▸ **Enunciado 1**
Reescribe en CSV de dos columnas, «texto» y «respuesta», todas las entradas de datos desde la línea que contiene "Patent image size: (612, 648)." hasta la que contiene "The surface coating 31 is at (159, 296).", ambas incluidas. Pon una fila por cada entrada, con su texto y su respuesta cada uno en un solo campo entre comillas y los saltos de línea cambiados por espacios.
##### Texto mostrado #####
El hilo homérico para reencontrar al padre

Daniel Mendelsohn muestra los muchos libros que caben en la Odisea

Daniel Mendelsohn.

El encuentro de Ulises con su padre Laertes es uno de los pasajes más sombríos de la Odisea. El héroe de Troya llora con discreción al ver a un anciano postrado, “agobiado por su triste vejez”, con una presencia miserable, impropia de lo que fue. El lastimoso estado paterno es un reflejo del abandono en que patria, familia y bienes se sumieron por su prolongada ausencia, veinte años en total, desde el día en que embarcó al frente de la docena de las cóncavas naves que de Ítaca partieron hacia la gloria bélica y el incierto regreso. Junto a la violencia necesaria para que todo recupere su estado anterior a esa marcha, los cantos finales del poema homérico son una sucesión de reconocimientos y reencuentros, en los que Odiseo abraza a su hijo incrédulo, a su mujer guardiana de ausencias y también redime del olvido, de la ancianidad oscura, a su progenitor.

Volver sobre el padre es una manera de volver sobre nosotros mismos. Así nos lo muestra Daniel Mendelsohn en Una Odisea (Un padre, un hijo, una epopeya) libro singular por las capas tan dispares que consigue aunar al hilo de una historia muy personal. El mismo título deja al descubierto ya la polivalencia del relato homérico, de su lectura múltiple que el libro hace explícita, y al avanzar en sus páginas el lector se encuentra tanto una exposición académica –al estilo de las que Santiago González Escudero hacía en la Universidad de Oviedo para quienes tuvimos el privilegio de ser sus alumnos– sobre un texto ineludible como una reconstrucción del vínculo paternofilial, que muestra cómo su universalidad y permanencia convierte a los clásicos en lo que son.

Daniel Mendelsohn (Nueva York, 1960) es doctor en Filología Clásica. Crítico y escritor está centrado en la labor profesoral, que lo llevó primero a Princeton y ahora desarrolla en el Bard College, en Nueva York, escenario de su historia. A los 81 años, su padre, Jay Mendelsohn, profesor de matemáticas jubilado, decide inscribirse en el seminario sobre la Odisea que su hijo impartirá durante un semestre para una docena de veinteañeros. El punto de partida resulta prometedor incluso aunque sólo sirviera para confrontar la posición de un octogenario, una vida muy bien cumplida, con las de quienes se sientan a su lado, cargados de tantas promesas como incertidumbres. El padre es hombre de ciencia. En sus mejores años trabajó en proyectos de investigación, algunos ligados a la carrera espacial y otros cuyo alcance su hijo sólo acierta a comprender mucho tiempo después cuando descubre sus aplicaciones en el entorno cotidiano. El interés primordial del progenitor por la Odisea es completar una lectura fragmentaria de la época del instituto, en la que su brillantez académica lo ayudó a redimirse de una existencia al límite de la pobreza. Jay Mendelsohn se ufana de su buena disposición para los clásicos, truncada por la (maldita) elección entre los saberes humanísticos y los que lo hacían en apariencia más apto para el mundo al que se enfrentaba. Su hijo, el ahora profesor, se encontró con la misma disyuntiva, pero el camino a seguir estaba trazado de antemano por sus dificultades con las matemáticas, algo que el padre no acierta a comprender y que él ha llevado siempre como una decepción a las expectativas paternas. Frente a la sensación de fraude genético que asoma en algunos reproches del padre, el hijo constata que al seguir su propio camino entronca con otra genealogía en la que encaja mejor, la del saber, “la ancha cadena de erudición, el inmenso trabajo de recopilación que en el transcurso de veinticinco siglos ha ido añadiendo gotas de conocimiento” sobre los textos clásicos.
#####
▸ **Enunciado 2**
Copia sin cambios el fragmento de la reseña sobre el libro de Mendelsohn que va desde "Daniel Mendelsohn." hasta "a su progenitor.".
##### Datos del ejercicio #####
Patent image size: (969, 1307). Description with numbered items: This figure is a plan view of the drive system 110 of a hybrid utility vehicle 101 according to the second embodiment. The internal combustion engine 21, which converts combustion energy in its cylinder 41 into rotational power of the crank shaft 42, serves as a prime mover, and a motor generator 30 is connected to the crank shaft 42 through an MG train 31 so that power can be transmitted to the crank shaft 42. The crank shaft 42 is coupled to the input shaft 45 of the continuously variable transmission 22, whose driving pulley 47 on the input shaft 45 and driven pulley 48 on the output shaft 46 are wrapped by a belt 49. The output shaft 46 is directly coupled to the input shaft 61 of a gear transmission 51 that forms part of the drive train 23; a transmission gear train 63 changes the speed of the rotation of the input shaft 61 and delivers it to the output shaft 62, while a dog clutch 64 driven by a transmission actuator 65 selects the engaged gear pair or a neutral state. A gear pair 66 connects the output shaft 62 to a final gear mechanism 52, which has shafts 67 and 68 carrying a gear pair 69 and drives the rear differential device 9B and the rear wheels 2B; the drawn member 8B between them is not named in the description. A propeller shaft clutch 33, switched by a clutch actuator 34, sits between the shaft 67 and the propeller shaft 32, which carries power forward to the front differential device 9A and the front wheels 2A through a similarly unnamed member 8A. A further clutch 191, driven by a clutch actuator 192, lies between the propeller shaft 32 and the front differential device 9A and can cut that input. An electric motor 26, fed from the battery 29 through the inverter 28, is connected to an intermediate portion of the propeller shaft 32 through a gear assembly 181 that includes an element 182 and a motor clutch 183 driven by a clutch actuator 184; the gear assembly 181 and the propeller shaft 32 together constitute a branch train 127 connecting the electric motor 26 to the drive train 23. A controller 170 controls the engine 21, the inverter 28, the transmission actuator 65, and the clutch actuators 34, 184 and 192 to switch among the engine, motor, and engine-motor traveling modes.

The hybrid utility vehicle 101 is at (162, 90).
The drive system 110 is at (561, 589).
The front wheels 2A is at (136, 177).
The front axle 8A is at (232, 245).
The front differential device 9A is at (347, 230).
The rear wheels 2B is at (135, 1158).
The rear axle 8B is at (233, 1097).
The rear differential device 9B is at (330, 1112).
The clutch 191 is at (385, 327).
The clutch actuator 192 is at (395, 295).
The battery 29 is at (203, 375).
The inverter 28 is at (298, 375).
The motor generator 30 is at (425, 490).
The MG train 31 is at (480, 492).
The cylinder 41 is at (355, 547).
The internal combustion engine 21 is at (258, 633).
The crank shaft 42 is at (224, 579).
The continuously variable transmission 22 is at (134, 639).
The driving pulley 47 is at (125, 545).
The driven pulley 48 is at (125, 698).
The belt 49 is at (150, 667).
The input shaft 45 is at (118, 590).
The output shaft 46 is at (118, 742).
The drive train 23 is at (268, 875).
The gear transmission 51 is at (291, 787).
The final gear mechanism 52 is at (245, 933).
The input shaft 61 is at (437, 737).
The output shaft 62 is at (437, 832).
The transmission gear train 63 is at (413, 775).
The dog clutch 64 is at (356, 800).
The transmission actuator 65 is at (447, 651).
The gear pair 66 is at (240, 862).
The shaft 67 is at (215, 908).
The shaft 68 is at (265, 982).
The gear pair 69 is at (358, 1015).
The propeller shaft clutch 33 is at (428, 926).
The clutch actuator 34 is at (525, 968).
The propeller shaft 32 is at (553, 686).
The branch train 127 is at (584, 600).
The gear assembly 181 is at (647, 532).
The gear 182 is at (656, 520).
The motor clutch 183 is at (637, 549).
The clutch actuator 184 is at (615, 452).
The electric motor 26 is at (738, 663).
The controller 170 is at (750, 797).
#####
##### Datos del ejercicio #####
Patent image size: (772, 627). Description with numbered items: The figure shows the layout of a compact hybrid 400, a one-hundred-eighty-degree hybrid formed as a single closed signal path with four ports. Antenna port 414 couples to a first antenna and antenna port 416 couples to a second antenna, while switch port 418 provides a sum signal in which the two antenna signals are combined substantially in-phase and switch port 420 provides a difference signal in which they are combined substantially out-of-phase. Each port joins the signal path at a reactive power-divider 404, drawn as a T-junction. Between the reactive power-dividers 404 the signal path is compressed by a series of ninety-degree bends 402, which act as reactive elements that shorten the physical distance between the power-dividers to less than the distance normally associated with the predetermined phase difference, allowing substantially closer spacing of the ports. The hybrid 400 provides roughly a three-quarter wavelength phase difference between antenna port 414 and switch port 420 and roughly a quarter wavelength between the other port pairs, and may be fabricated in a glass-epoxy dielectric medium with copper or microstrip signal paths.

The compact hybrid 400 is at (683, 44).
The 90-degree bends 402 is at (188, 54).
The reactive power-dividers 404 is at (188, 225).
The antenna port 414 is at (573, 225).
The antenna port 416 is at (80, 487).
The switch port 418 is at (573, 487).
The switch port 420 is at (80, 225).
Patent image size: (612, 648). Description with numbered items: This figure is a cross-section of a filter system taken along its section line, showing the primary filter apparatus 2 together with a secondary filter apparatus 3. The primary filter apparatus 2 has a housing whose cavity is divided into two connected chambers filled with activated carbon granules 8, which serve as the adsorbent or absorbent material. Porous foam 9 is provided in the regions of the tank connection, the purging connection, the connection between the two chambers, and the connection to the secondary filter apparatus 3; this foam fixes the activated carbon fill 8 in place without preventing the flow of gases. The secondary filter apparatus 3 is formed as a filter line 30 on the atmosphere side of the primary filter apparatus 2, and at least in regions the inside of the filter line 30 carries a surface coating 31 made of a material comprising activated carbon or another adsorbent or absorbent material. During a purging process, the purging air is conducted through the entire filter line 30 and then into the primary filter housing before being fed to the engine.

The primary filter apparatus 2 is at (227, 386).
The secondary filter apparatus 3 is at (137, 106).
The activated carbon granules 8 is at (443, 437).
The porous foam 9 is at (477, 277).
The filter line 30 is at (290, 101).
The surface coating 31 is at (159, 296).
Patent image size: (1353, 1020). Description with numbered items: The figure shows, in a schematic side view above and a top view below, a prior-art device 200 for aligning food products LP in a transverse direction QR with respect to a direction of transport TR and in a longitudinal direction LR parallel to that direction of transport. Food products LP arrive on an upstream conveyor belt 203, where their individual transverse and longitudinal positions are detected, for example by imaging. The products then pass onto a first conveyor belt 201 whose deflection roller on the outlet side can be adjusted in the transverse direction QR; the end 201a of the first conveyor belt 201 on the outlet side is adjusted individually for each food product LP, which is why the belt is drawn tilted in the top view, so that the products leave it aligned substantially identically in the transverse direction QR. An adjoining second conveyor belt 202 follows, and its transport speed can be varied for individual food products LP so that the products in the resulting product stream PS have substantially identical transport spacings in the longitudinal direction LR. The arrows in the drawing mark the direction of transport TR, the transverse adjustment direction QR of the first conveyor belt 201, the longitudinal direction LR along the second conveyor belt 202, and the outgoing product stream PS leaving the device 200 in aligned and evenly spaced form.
#####
▸ **Resultado esperado 1**
texto,respuesta
"Patent image size: (612, 648). Description with numbered items: This figure is a cross-section of a filter system taken along its section line, showing the primary filter apparatus 2 together with a secondary filter apparatus 3. The primary filter apparatus 2 has a housing whose cavity is divided into two connected chambers filled with activated carbon granules 8, which serve as the adsorbent or absorbent material. Porous foam 9 is provided in the regions of the tank connection, the purging connection, the connection between the two chambers, and the connection to the secondary filter apparatus 3; this foam fixes the activated carbon fill 8 in place without preventing the flow of gases. The secondary filter apparatus 3 is formed as a filter line 30 on the atmosphere side of the primary filter apparatus 2, and at least in regions the inside of the filter line 30 carries a surface coating 31 made of a material comprising activated carbon or another adsorbent or absorbent material. During a purging process, the purging air is conducted through the entire filter line 30 and then into the primary filter housing before being fed to the engine.","The primary filter apparatus 2 is at (227, 386). The secondary filter apparatus 3 is at (137, 106). The activated carbon granules 8 is at (443, 437). The porous foam 9 is at (477, 277). The filter line 30 is at (290, 101). The surface coating 31 is at (159, 296)."

▸ **Resultado esperado 2**
Daniel Mendelsohn.

El encuentro de Ulises con su padre Laertes es uno de los pasajes más sombríos de la Odisea. El héroe de Troya llora con discreción al ver a un anciano postrado, “agobiado por su triste vejez”, con una presencia miserable, impropia de lo que fue. El lastimoso estado paterno es un reflejo del abandono en que patria, familia y bienes se sumieron por su prolongada ausencia, veinte años en total, desde el día en que embarcó al frente de la docena de las cóncavas naves que de Ítaca partieron hacia la gloria bélica y el incierto regreso. Junto a la violencia necesaria para que todo recupere su estado anterior a esa marcha, los cantos finales del poema homérico son una sucesión de reconocimientos y reencuentros, en los que Odiseo abraza a su hijo incrédulo, a su mujer guardiana de ausencias y también redime del olvido, de la ancianidad oscura, a su progenitor.